━━━━━ ENTRIES SHOWN

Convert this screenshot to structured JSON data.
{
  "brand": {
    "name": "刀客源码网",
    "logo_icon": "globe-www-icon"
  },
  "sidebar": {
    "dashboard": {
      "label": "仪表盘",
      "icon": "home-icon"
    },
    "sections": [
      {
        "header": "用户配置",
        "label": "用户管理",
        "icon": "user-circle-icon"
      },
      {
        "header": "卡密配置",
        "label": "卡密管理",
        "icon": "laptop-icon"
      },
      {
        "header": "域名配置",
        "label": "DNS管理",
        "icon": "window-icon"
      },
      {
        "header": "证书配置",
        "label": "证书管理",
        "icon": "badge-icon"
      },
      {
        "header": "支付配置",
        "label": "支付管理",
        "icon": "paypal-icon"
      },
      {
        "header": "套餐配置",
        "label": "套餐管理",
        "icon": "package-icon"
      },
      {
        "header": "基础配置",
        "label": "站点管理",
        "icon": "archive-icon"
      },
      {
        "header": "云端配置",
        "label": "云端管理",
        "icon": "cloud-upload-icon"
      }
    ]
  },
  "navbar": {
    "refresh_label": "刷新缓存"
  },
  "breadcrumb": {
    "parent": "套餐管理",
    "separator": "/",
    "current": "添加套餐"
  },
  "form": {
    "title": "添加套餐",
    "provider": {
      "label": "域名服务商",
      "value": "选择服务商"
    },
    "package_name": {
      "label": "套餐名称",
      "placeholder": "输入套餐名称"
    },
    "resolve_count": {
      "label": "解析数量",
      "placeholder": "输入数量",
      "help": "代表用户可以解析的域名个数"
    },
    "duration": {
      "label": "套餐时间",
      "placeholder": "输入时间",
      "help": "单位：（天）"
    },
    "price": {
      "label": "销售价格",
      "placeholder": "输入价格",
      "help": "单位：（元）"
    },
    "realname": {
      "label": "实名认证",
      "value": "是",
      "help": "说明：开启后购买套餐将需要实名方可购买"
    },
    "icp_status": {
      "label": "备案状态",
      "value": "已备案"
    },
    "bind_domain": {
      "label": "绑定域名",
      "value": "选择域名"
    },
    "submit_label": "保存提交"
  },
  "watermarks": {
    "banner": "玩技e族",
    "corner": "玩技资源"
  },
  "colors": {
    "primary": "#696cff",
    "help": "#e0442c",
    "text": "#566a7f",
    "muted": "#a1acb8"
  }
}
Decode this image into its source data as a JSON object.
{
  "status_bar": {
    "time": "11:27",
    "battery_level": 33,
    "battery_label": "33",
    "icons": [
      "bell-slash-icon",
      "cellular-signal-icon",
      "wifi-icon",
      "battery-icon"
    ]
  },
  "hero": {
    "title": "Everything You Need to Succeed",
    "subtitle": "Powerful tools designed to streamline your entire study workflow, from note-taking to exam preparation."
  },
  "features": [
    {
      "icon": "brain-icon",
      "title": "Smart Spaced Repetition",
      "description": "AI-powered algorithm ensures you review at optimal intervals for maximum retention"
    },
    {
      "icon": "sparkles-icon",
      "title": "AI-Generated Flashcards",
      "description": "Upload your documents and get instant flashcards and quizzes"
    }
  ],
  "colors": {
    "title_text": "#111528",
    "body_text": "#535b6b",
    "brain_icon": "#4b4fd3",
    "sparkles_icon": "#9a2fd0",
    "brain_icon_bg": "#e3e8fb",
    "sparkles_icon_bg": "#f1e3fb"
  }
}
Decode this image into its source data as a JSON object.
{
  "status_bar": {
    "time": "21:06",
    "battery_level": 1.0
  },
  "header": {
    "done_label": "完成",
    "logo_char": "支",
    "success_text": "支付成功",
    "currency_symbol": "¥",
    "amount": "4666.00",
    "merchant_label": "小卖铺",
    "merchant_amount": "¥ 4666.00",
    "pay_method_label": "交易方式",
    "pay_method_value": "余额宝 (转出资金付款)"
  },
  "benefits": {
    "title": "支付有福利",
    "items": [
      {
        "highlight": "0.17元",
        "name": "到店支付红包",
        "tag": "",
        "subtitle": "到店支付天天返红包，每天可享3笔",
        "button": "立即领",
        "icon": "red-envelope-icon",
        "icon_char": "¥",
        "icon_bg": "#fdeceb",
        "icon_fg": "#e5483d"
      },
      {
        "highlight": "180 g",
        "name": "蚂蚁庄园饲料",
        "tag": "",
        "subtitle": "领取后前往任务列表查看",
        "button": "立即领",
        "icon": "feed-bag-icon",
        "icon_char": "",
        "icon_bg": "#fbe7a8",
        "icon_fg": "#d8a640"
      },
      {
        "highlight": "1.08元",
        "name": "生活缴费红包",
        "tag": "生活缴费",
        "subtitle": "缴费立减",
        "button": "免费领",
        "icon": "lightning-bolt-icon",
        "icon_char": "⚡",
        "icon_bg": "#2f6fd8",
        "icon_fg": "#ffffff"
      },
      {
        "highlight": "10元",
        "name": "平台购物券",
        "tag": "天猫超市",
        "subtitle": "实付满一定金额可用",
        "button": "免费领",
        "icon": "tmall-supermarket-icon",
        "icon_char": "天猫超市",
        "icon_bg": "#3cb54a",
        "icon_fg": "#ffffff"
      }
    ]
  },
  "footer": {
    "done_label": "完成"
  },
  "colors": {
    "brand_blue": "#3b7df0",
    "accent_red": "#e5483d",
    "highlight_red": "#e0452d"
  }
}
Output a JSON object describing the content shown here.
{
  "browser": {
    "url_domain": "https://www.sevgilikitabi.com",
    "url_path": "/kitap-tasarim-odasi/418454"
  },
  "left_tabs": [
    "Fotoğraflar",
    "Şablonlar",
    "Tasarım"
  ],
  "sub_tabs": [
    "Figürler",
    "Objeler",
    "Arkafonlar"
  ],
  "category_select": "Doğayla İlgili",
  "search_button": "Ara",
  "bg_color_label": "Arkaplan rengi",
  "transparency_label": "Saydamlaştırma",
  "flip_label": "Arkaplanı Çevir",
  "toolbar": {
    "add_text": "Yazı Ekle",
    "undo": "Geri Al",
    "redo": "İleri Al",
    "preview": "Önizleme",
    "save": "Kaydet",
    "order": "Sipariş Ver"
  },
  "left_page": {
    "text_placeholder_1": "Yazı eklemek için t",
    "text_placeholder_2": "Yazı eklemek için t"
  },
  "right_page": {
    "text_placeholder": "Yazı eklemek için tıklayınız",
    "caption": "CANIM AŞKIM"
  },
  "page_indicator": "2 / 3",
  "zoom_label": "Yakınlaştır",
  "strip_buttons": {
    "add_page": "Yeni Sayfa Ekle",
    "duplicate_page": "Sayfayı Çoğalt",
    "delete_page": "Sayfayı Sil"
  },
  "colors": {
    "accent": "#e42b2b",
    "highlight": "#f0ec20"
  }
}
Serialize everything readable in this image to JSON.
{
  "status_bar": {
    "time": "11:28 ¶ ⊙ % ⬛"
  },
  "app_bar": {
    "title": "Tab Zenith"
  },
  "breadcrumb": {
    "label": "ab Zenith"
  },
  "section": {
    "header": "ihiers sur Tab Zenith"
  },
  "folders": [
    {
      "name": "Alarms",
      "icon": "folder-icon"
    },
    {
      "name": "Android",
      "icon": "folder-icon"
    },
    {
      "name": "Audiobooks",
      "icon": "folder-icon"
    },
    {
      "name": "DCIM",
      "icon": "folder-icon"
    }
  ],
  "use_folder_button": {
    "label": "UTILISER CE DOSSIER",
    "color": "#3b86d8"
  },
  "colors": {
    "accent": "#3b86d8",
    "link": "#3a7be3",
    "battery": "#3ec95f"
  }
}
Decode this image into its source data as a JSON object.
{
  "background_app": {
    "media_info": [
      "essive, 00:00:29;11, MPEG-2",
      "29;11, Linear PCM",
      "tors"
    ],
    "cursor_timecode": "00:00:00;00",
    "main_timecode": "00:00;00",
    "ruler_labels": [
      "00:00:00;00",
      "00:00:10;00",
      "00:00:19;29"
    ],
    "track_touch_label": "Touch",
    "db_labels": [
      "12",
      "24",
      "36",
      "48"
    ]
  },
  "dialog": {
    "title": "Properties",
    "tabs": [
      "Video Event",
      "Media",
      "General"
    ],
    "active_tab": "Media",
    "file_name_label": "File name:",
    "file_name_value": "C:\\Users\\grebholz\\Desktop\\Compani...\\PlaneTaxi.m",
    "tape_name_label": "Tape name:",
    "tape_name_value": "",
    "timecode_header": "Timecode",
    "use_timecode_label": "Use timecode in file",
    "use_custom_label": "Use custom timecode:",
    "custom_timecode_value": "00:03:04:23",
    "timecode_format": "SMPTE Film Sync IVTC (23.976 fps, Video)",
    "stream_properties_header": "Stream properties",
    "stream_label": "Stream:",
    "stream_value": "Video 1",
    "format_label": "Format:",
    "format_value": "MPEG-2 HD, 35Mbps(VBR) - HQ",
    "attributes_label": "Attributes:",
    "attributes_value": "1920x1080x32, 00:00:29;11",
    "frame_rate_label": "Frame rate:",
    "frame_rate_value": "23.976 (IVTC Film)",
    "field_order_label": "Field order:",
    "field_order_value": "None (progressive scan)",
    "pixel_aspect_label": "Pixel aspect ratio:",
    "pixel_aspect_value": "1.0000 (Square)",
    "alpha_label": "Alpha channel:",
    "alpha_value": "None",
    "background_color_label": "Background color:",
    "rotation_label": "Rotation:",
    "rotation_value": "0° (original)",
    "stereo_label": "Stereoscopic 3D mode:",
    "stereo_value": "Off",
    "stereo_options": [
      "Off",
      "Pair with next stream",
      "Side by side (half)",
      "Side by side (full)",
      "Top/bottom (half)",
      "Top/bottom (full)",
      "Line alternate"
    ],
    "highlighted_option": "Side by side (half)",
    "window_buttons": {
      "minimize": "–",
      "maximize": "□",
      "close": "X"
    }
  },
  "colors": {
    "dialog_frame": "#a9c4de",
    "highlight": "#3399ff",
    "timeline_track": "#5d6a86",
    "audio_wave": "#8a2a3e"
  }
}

━━━━━━━━━━

= WHAT THIS TASK INVOLVES =
Above are the entries; count how many of their lines contain the word "your" and give only that number.

= OUTPUT OF THE TASK =
2